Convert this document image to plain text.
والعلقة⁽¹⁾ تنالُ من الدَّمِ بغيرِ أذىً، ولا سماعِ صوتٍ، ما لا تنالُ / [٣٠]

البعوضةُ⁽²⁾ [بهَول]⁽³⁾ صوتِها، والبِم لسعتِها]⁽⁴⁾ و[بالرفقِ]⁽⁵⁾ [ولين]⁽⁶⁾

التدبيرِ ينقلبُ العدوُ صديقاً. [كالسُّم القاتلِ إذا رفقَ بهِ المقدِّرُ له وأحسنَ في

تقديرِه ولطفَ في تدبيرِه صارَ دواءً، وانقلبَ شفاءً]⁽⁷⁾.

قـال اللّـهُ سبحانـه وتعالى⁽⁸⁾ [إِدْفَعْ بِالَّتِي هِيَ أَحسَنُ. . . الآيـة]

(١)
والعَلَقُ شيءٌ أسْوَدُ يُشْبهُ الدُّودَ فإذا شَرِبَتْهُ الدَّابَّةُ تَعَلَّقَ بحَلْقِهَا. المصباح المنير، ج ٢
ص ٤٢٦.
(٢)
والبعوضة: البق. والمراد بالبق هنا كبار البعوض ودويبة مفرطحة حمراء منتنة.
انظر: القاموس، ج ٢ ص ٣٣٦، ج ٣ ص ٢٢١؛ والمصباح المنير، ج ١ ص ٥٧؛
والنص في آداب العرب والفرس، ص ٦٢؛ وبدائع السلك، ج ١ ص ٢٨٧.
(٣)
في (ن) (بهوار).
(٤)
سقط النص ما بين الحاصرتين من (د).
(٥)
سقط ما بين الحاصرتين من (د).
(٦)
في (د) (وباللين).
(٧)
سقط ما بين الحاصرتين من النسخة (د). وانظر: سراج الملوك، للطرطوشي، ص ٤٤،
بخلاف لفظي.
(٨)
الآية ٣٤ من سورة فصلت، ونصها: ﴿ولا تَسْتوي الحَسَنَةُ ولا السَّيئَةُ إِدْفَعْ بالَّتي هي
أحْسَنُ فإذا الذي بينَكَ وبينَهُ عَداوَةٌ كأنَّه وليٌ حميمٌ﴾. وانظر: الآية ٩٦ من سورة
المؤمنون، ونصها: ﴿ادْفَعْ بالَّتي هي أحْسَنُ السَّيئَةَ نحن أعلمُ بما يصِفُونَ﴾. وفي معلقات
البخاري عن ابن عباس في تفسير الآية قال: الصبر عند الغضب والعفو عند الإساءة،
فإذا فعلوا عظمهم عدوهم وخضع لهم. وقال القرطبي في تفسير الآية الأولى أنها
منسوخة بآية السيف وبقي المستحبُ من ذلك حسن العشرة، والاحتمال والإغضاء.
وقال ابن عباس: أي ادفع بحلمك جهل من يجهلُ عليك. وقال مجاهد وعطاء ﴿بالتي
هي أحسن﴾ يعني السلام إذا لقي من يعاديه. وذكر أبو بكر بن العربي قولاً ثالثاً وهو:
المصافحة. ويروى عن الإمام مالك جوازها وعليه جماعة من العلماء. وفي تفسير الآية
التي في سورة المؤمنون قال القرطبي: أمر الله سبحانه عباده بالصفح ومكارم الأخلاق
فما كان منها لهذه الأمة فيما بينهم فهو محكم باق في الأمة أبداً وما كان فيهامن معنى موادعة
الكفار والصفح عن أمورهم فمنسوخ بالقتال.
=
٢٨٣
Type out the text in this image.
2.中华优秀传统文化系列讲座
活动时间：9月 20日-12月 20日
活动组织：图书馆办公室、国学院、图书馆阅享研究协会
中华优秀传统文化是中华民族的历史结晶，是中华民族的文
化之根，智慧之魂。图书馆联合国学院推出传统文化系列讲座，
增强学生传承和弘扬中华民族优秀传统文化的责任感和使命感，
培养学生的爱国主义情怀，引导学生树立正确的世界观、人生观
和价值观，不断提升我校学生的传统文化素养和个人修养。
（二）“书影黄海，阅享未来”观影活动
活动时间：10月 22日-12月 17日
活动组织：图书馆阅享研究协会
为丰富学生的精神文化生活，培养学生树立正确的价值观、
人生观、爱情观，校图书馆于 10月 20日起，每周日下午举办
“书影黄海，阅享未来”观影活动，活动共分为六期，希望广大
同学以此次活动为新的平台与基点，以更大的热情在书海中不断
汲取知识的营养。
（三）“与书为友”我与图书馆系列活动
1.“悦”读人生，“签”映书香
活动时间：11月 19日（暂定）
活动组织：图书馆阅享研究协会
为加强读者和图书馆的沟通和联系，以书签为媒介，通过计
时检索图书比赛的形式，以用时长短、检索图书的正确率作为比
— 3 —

→ **What the task asks**: Write out every record, exactly as written.

→ **Response to this exercise**:
Convert this document image to plain text.
والعلقة⁽¹⁾ تنالُ من الدَّمِ بغيرِ أذىً، ولا سماعِ صوتٍ، ما لا تنالُ / [٣٠]

البعوضةُ⁽²⁾ [بهَول]⁽³⁾ صوتِها، والبِم لسعتِها]⁽⁴⁾ و[بالرفقِ]⁽⁵⁾ [ولين]⁽⁶⁾

التدبيرِ ينقلبُ العدوُ صديقاً. [كالسُّم القاتلِ إذا رفقَ بهِ المقدِّرُ له وأحسنَ في

تقديرِه ولطفَ في تدبيرِه صارَ دواءً، وانقلبَ شفاءً]⁽⁷⁾.

قـال اللّـهُ سبحانـه وتعالى⁽⁸⁾ [إِدْفَعْ بِالَّتِي هِيَ أَحسَنُ. . . الآيـة]

(١)
والعَلَقُ شيءٌ أسْوَدُ يُشْبهُ الدُّودَ فإذا شَرِبَتْهُ الدَّابَّةُ تَعَلَّقَ بحَلْقِهَا. المصباح المنير، ج ٢
ص ٤٢٦.
(٢)
والبعوضة: البق. والمراد بالبق هنا كبار البعوض ودويبة مفرطحة حمراء منتنة.
انظر: القاموس، ج ٢ ص ٣٣٦، ج ٣ ص ٢٢١؛ والمصباح المنير، ج ١ ص ٥٧؛
والنص في آداب العرب والفرس، ص ٦٢؛ وبدائع السلك، ج ١ ص ٢٨٧.
(٣)
في (ن) (بهوار).
(٤)
سقط النص ما بين الحاصرتين من (د).
(٥)
سقط ما بين الحاصرتين من (د).
(٦)
في (د) (وباللين).
(٧)
سقط ما بين الحاصرتين من النسخة (د). وانظر: سراج الملوك، للطرطوشي، ص ٤٤،
بخلاف لفظي.
(٨)
الآية ٣٤ من سورة فصلت، ونصها: ﴿ولا تَسْتوي الحَسَنَةُ ولا السَّيئَةُ إِدْفَعْ بالَّتي هي
أحْسَنُ فإذا الذي بينَكَ وبينَهُ عَداوَةٌ كأنَّه وليٌ حميمٌ﴾. وانظر: الآية ٩٦ من سورة
المؤمنون، ونصها: ﴿ادْفَعْ بالَّتي هي أحْسَنُ السَّيئَةَ نحن أعلمُ بما يصِفُونَ﴾. وفي معلقات
البخاري عن ابن عباس في تفسير الآية قال: الصبر عند الغضب والعفو عند الإساءة،
فإذا فعلوا عظمهم عدوهم وخضع لهم. وقال القرطبي في تفسير الآية الأولى أنها
منسوخة بآية السيف وبقي المستحبُ من ذلك حسن العشرة، والاحتمال والإغضاء.
وقال ابن عباس: أي ادفع بحلمك جهل من يجهلُ عليك. وقال مجاهد وعطاء ﴿بالتي
هي أحسن﴾ يعني السلام إذا لقي من يعاديه. وذكر أبو بكر بن العربي قولاً ثالثاً وهو:
المصافحة. ويروى عن الإمام مالك جوازها وعليه جماعة من العلماء. وفي تفسير الآية
التي في سورة المؤمنون قال القرطبي: أمر الله سبحانه عباده بالصفح ومكارم الأخلاق
فما كان منها لهذه الأمة فيما بينهم فهو محكم باق في الأمة أبداً وما كان فيهامن معنى موادعة
الكفار والصفح عن أمورهم فمنسوخ بالقتال.
=
٢٨٣
Type out the text in this image.
2.中华优秀传统文化系列讲座
活动时间：9月 20日-12月 20日
活动组织：图书馆办公室、国学院、图书馆阅享研究协会
中华优秀传统文化是中华民族的历史结晶，是中华民族的文
化之根，智慧之魂。图书馆联合国学院推出传统文化系列讲座，
增强学生传承和弘扬中华民族优秀传统文化的责任感和使命感，
培养学生的爱国主义情怀，引导学生树立正确的世界观、人生观
和价值观，不断提升我校学生的传统文化素养和个人修养。
（二）“书影黄海，阅享未来”观影活动
活动时间：10月 22日-12月 17日
活动组织：图书馆阅享研究协会
为丰富学生的精神文化生活，培养学生树立正确的价值观、
人生观、爱情观，校图书馆于 10月 20日起，每周日下午举办
“书影黄海，阅享未来”观影活动，活动共分为六期，希望广大
同学以此次活动为新的平台与基点，以更大的热情在书海中不断
汲取知识的营养。
（三）“与书为友”我与图书馆系列活动
1.“悦”读人生，“签”映书香
活动时间：11月 19日（暂定）
活动组织：图书馆阅享研究协会
为加强读者和图书馆的沟通和联系，以书签为媒介，通过计
时检索图书比赛的形式，以用时长短、检索图书的正确率作为比
— 3 —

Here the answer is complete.